Exercise goal
Check every line of the material below for the string "relative", and return the ones that have it.
═════ Record extracts ═════
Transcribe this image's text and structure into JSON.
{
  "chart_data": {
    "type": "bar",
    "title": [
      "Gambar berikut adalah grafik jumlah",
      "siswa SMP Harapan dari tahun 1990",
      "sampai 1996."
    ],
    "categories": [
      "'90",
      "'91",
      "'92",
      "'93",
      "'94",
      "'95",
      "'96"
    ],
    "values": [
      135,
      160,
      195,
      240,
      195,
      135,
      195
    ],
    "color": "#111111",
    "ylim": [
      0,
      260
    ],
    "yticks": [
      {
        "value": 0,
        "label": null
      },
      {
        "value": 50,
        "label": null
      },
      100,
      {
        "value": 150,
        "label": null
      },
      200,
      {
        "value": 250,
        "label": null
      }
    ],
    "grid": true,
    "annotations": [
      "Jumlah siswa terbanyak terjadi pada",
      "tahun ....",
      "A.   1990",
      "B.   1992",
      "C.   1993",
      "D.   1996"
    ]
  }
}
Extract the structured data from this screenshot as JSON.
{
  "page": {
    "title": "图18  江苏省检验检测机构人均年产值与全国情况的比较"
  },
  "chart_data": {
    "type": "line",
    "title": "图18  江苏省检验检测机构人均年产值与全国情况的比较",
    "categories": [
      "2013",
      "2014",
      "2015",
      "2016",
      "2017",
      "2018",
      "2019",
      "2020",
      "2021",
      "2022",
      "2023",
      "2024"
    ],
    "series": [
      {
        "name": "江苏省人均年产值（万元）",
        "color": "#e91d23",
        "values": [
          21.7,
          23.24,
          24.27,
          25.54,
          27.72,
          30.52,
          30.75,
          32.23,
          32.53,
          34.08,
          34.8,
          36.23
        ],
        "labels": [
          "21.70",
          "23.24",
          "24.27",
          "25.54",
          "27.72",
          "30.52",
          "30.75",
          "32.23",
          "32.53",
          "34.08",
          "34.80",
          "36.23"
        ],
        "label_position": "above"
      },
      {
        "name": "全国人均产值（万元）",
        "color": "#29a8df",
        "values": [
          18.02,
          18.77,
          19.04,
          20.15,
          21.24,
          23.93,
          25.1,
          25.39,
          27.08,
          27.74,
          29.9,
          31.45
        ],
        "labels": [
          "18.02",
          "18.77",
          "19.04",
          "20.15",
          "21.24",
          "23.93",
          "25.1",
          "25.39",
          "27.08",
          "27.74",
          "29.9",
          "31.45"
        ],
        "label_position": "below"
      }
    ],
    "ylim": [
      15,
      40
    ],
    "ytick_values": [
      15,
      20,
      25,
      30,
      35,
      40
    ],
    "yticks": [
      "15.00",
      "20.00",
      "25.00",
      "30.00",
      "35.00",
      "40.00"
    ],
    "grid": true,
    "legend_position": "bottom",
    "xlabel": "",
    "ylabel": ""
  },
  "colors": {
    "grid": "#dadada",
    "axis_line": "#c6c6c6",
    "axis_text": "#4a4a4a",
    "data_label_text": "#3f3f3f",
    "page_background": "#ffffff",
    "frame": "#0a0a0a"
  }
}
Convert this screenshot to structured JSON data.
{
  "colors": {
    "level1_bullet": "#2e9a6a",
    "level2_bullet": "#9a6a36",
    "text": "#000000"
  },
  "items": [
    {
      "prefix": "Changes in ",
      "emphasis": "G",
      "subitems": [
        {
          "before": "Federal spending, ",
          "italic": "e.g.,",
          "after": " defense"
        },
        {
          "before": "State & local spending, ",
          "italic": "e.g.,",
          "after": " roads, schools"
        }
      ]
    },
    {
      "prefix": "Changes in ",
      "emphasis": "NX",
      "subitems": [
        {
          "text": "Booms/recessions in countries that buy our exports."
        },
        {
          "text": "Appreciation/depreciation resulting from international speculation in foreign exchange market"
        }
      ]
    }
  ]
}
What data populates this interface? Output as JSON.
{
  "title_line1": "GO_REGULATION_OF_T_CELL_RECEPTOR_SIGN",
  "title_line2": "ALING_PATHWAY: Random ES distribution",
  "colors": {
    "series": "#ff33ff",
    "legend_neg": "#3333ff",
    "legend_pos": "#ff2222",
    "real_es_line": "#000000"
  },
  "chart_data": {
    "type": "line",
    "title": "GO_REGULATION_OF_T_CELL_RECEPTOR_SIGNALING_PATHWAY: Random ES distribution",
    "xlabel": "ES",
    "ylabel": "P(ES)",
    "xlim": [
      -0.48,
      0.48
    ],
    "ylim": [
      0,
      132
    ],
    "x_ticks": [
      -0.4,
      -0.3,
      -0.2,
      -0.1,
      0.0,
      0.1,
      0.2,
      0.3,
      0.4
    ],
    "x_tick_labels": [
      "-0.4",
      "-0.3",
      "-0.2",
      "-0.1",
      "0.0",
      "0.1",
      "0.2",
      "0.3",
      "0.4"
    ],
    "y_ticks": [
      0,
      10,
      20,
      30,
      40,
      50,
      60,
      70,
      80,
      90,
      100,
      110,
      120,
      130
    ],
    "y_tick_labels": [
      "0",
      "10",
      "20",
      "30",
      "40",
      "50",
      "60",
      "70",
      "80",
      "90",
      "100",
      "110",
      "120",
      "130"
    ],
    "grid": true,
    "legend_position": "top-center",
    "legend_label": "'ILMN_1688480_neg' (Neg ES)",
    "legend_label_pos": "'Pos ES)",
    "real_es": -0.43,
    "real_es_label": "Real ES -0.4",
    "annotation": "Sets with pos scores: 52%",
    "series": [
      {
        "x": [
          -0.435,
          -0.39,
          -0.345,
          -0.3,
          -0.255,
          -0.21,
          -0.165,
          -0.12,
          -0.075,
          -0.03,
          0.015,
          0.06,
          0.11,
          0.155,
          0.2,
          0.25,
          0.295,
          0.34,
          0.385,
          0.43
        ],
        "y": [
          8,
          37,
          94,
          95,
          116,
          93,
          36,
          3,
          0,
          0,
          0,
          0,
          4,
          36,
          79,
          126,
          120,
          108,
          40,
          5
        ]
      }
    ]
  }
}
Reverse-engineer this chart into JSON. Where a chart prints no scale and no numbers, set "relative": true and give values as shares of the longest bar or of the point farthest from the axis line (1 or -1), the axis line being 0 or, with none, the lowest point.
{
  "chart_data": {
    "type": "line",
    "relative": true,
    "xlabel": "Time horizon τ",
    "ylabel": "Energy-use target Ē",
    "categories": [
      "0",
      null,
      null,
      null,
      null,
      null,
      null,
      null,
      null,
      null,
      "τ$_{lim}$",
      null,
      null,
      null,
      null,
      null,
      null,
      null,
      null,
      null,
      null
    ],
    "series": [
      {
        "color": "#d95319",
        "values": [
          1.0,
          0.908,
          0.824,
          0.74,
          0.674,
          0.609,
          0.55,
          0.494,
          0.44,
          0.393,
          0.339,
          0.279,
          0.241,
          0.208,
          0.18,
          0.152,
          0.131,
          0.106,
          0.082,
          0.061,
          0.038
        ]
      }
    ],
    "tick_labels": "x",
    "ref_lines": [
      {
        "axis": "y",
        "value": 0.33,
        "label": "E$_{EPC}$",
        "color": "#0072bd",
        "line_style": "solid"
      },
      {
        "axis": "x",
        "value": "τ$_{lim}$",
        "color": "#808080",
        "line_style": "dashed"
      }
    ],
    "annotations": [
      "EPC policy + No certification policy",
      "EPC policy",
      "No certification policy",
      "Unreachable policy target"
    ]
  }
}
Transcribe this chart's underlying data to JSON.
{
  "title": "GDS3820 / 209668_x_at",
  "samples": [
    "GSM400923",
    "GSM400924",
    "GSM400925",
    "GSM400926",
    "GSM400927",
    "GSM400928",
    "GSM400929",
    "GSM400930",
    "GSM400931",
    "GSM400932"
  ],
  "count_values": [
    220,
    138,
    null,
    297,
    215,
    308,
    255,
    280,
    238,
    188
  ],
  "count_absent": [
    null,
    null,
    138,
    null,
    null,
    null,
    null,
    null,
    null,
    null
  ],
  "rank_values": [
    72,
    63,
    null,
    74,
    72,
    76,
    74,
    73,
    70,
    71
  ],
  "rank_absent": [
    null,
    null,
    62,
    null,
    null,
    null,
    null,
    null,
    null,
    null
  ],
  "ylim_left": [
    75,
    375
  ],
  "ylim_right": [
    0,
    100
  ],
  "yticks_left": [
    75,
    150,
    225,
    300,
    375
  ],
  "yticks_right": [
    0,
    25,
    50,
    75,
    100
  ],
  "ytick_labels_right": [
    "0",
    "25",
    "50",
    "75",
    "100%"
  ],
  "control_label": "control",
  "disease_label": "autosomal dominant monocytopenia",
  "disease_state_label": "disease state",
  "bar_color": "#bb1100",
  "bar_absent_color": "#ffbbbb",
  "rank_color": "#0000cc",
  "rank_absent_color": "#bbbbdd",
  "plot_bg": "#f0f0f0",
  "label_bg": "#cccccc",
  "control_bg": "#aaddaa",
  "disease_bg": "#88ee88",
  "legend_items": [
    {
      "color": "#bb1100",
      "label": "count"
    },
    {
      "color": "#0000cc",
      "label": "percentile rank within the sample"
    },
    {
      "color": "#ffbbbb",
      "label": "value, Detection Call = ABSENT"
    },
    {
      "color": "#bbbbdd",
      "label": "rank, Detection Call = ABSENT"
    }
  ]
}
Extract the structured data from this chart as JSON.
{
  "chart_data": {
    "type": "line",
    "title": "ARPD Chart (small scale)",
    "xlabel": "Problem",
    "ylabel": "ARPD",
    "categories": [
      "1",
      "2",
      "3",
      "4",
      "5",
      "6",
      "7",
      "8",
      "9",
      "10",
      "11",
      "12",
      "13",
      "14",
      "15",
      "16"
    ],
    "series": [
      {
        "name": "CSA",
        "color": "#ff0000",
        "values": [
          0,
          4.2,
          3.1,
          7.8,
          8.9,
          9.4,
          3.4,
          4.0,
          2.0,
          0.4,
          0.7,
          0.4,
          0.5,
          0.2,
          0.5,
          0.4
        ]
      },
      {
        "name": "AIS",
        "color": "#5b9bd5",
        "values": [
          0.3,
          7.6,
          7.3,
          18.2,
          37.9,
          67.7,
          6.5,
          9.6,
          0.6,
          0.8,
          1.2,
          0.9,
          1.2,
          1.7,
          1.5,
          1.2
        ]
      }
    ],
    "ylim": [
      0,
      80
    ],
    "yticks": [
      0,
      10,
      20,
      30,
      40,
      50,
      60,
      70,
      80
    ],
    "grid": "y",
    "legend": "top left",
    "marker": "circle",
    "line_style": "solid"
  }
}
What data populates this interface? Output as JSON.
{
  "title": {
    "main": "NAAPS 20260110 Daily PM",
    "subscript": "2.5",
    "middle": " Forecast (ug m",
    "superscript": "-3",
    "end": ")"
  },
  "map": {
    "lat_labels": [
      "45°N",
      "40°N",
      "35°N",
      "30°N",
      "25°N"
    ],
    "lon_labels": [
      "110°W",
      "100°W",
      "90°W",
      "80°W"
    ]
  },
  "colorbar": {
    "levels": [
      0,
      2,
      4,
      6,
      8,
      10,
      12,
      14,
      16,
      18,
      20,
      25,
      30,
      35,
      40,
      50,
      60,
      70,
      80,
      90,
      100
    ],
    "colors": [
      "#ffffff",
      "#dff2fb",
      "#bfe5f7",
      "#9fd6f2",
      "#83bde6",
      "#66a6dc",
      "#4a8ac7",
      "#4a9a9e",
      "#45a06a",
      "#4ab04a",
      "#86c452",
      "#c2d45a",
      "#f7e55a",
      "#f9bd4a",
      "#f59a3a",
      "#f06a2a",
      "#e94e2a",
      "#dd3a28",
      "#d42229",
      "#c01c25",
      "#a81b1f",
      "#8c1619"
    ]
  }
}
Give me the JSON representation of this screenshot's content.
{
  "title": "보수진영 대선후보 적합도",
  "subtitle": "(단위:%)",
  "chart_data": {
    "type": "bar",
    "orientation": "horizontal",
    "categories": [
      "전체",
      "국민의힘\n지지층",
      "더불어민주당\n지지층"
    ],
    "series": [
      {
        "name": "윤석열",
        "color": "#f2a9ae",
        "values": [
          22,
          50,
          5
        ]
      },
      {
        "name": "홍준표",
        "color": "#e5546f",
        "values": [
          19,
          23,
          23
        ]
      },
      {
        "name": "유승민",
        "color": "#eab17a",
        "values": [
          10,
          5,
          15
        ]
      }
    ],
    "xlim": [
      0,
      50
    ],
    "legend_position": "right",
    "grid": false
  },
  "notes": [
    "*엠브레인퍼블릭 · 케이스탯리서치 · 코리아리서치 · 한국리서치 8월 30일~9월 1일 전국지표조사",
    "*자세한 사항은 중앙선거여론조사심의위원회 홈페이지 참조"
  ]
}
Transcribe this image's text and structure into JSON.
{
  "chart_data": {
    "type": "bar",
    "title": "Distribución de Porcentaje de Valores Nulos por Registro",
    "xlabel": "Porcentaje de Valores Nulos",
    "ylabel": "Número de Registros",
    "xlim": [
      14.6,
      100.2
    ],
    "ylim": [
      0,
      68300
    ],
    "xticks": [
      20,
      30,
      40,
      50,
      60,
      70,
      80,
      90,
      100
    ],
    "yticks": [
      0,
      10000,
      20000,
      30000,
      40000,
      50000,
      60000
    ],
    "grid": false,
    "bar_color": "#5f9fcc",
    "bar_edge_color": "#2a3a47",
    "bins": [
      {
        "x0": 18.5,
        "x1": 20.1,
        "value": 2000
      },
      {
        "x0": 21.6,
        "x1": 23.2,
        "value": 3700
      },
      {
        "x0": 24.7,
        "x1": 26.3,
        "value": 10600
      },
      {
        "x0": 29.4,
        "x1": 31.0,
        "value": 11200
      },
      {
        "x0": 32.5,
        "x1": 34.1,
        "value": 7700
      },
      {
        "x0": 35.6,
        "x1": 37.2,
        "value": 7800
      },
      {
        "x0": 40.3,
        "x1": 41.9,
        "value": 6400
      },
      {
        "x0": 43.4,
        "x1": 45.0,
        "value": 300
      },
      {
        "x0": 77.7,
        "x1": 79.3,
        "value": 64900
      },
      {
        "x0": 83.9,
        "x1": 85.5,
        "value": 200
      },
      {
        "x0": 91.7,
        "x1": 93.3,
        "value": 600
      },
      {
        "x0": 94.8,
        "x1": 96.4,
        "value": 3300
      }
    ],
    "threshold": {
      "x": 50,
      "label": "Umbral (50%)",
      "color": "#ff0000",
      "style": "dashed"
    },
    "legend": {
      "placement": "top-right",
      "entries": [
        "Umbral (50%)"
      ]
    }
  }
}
═════
Task result
Reverse-engineer this chart into JSON. Where a chart prints no scale and no numbers, set "relative": true and give values as shares of the longest bar or of the point farthest from the axis line (1 or -1), the axis line being 0 or, with none, the lowest point.
    "relative": true,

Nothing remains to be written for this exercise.